- _TASK OBJECTIVE_:
Wherever the string "però" appears in a line, extract that line.
** begin EXTRACTED ENTRIES **
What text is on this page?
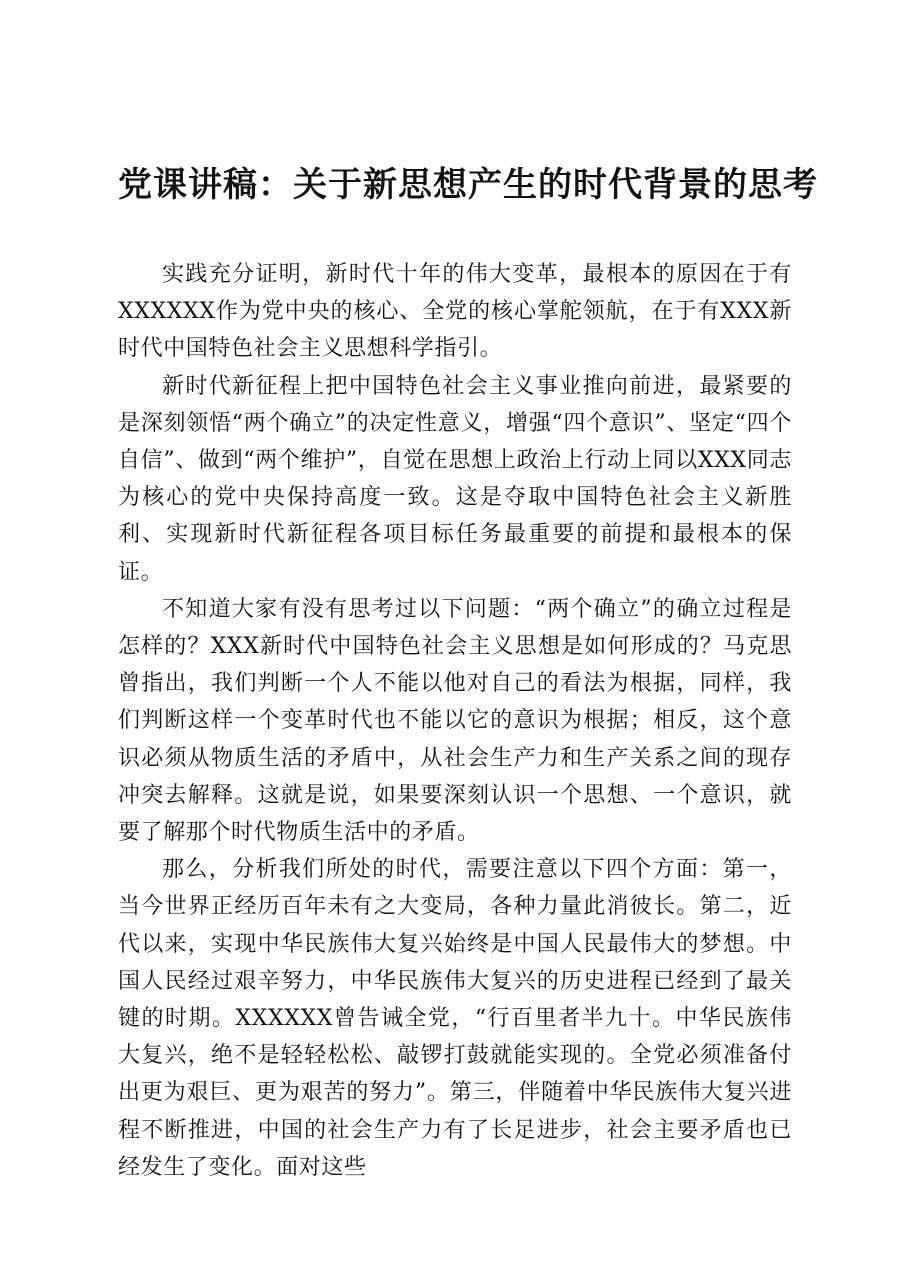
党课讲稿：关于新思想产生的时代背景的思考

实践充分证明，新时代十年的伟大变革，最根本的原因在于有XXXXXX作为党中央的核心、全党的核心掌舵领航，在于有XXX新时代中国特色社会主义思想科学指引。

新时代新征程上把中国特色社会主义事业推向前进，最紧要的是深刻领悟“两个确立”的决定性意义，增强“四个意识”、坚定“四个自信”、做到“两个维护”，自觉在思想上政治上行动上同以XXX同志为核心的党中央保持高度一致。这是夺取中国特色社会主义新胜利、实现新时代新征程各项目标任务最重要的前提和最根本的保证。

不知道大家有没有思考过以下问题：“两个确立”的确立过程是怎样的？XXX新时代中国特色社会主义思想是如何形成的？马克思曾指出，我们判断一个人不能以他对自己的看法为根据，同样，我们判断这样一个变革时代也不能以它的意识为根据；相反，这个意识必须从物质生活的矛盾中，从社会生产力和生产关系之间的现存冲突去解释。这就是说，如果要深刻认识一个思想、一个意识，就要了解那个时代物质生活中的矛盾。

那么，分析我们所处的时代，需要注意以下四个方面：第一，当今世界正经历百年未有之大变局，各种力量此消彼长。第二，近代以来，实现中华民族伟大复兴始终是中国人民最伟大的梦想。中国人民经过艰辛努力，中华民族伟大复兴的历史进程已经到了最关键的时期。XXXXXX曾告诫全党，“行百里者半九十。中华民族伟大复兴，绝不是轻轻松松、敲锣打鼓就能实现的。全党必须准备付出更为艰巨、更为艰苦的努力”。第三，伴随着中华民族伟大复兴进程不断推进，中国的社会生产力有了长足进步，社会主要矛盾也已经发生了变化。面对这些
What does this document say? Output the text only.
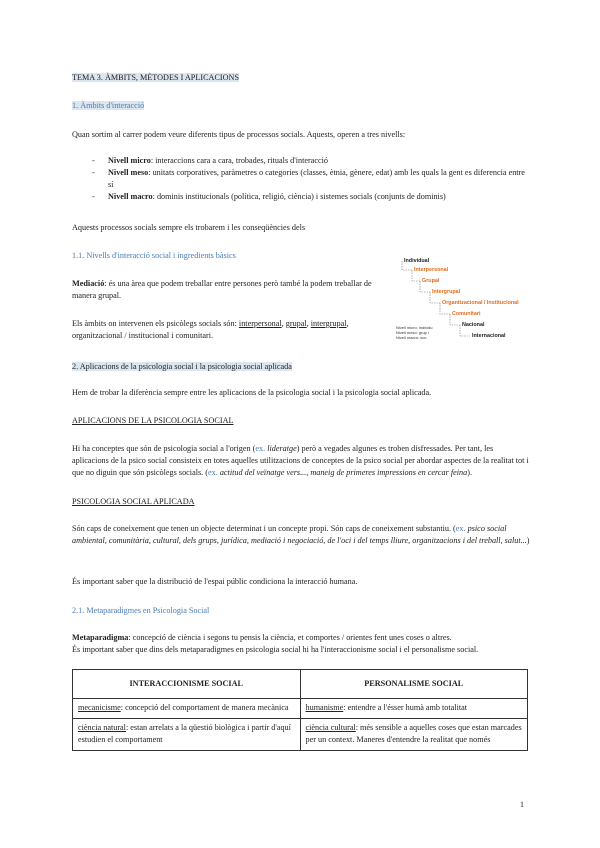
TEMA 3. ÀMBITS, MÈTODES I APLICACIONS
1. Àmbits d'interacció
Quan sortim al carrer podem veure diferents tipus de processos socials. Aquests, operen a tres nivells:
- Nivell micro: interaccions cara a cara, trobades, rituals d'interacció
- Nivell meso: unitats corporatives, paràmetres o categories (classes, ètnia, gènere, edat) amb les quals la gent es diferencia entre sí
- Nivell macro: dominis institucionals (política, religió, ciència) i sistemes socials (conjunts de dominis)
Aquests processos socials sempre els trobarem i les conseqüències dels
1.1. Nivells d'interacció social i ingredients bàsics
Mediació: és una àrea que podem treballar entre persones però també la podem treballar de manera grupal.
Els àmbits on intervenen els psicòlegs socials són: interpersonal, grupal, intergrupal, organitzacional / institucional i comunitari.
Individual
Interpersonal
Grupal
Intergrupal
Organitzacional / Institucional
Comunitari
Nacional
Internacional
Nivell micro: individu
Nivell meso: grup i
Nivell macro: soc
2. Aplicacions de la psicologia social i la psicologia social aplicada
Hem de trobar la diferència sempre entre les aplicacions de la psicologia social i la psicologia social aplicada.
APLICACIONS DE LA PSICOLOGIA SOCIAL
Hi ha conceptes que són de psicologia social a l'origen (ex. lideratge) però a vegades algunes es troben disfressades. Per tant, les aplicacions de la psico social consisteix en totes aquelles utilitzacions de conceptes de la psico social per abordar aspectes de la realitat tot i que no diguin que són psicòlegs socials. (ex. actitud del veïnatge vers..., maneig de primeres impressions en cercar feina).
PSICOLOGIA SOCIAL APLICADA
Són caps de coneixement que tenen un objecte determinat i un concepte propi. Són caps de coneixement substantiu. (ex. psico social ambiental, comunitària, cultural, dels grups, jurídica, mediació i negociació, de l'oci i del temps lliure, organitzacions i del treball, salut...)
És important saber que la distribució de l'espai públic condiciona la interacció humana.
2.1. Metaparadigmes en Psicologia Social
Metaparadigma: concepció de ciència i segons tu pensis la ciència, et comportes / orientes fent unes coses o altres.
És important saber que dins dels metaparadigmes en psicologia social hi ha l'interaccionisme social i el personalisme social.
INTERACCIONISME SOCIAL	PERSONALISME SOCIAL
mecanicisme: concepció del comportament de manera mecànica	humanisme: entendre a l'ésser humà amb totalitat
ciència natural: estan arrelats a la qüestió biològica i partir d'aquí estudien el comportament	ciència cultural: més sensible a aquelles coses que estan marcades per un context. Maneres d'entendre la realitat que només
1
** end EXTRACTED ENTRIES **
- _RESPONSE TO THIS TASK_:
Mediació: és una àrea que podem treballar entre persones però també la podem treballar de manera grupal.
Hi ha conceptes que són de psicologia social a l'origen (ex. lideratge) però a vegades algunes es troben disfressades. Per tant, les aplicacions de la psico social consisteix en totes aquelles utilitzacions de conceptes de la psico social per abordar aspectes de la realitat tot i que no diguin que són psicòlegs socials. (ex. actitud del veïnatge vers..., maneig de primeres impressions en cercar feina).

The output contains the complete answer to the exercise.